SHORT PROBLEM:
Without the images, write out the whole listing exactly.

::: RAW RECORDS :::

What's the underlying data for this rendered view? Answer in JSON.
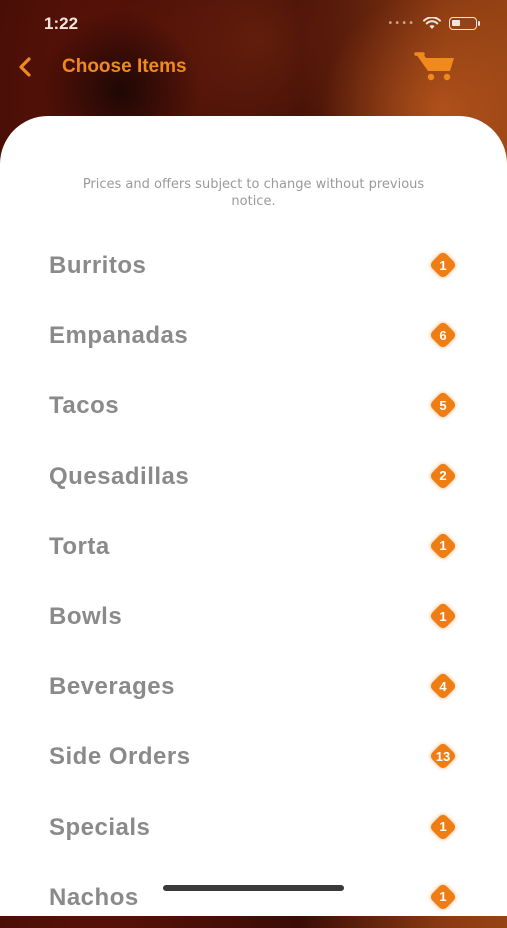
{
  "status_bar": {
    "time": "1:22"
  },
  "nav": {
    "title": "Choose Items",
    "back_icon": "chevron-left-icon",
    "cart_icon": "shopping-cart-icon"
  },
  "notice": "Prices and offers subject to change without previous notice.",
  "colors": {
    "accent": "#ee7d14",
    "label": "#8a8a8a"
  },
  "categories": [
    {
      "label": "Burritos",
      "count": "1"
    },
    {
      "label": "Empanadas",
      "count": "6"
    },
    {
      "label": "Tacos",
      "count": "5"
    },
    {
      "label": "Quesadillas",
      "count": "2"
    },
    {
      "label": "Torta",
      "count": "1"
    },
    {
      "label": "Bowls",
      "count": "1"
    },
    {
      "label": "Beverages",
      "count": "4"
    },
    {
      "label": "Side Orders",
      "count": "13"
    },
    {
      "label": "Specials",
      "count": "1"
    },
    {
      "label": "Nachos",
      "count": "1"
    }
  ]
}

:::

RESPONSE TO THIS TASK:
What's the underlying data for this rendered view? Answer in JSON.
{
  "status_bar": {
    "time": "1:22"
  },
  "nav": {
    "title": "Choose Items",
    "back_icon": "chevron-left-icon",
    "cart_icon": "shopping-cart-icon"
  },
  "notice": "Prices and offers subject to change without previous notice.",
  "colors": {
    "accent": "#ee7d14",
    "label": "#8a8a8a"
  },
  "categories": [
    {
      "label": "Burritos",
      "count": "1"
    },
    {
      "label": "Empanadas",
      "count": "6"
    },
    {
      "label": "Tacos",
      "count": "5"
    },
    {
      "label": "Quesadillas",
      "count": "2"
    },
    {
      "label": "Torta",
      "count": "1"
    },
    {
      "label": "Bowls",
      "count": "1"
    },
    {
      "label": "Beverages",
      "count": "4"
    },
    {
      "label": "Side Orders",
      "count": "13"
    },
    {
      "label": "Specials",
      "count": "1"
    },
    {
      "label": "Nachos",
      "count": "1"
    }
  ]
}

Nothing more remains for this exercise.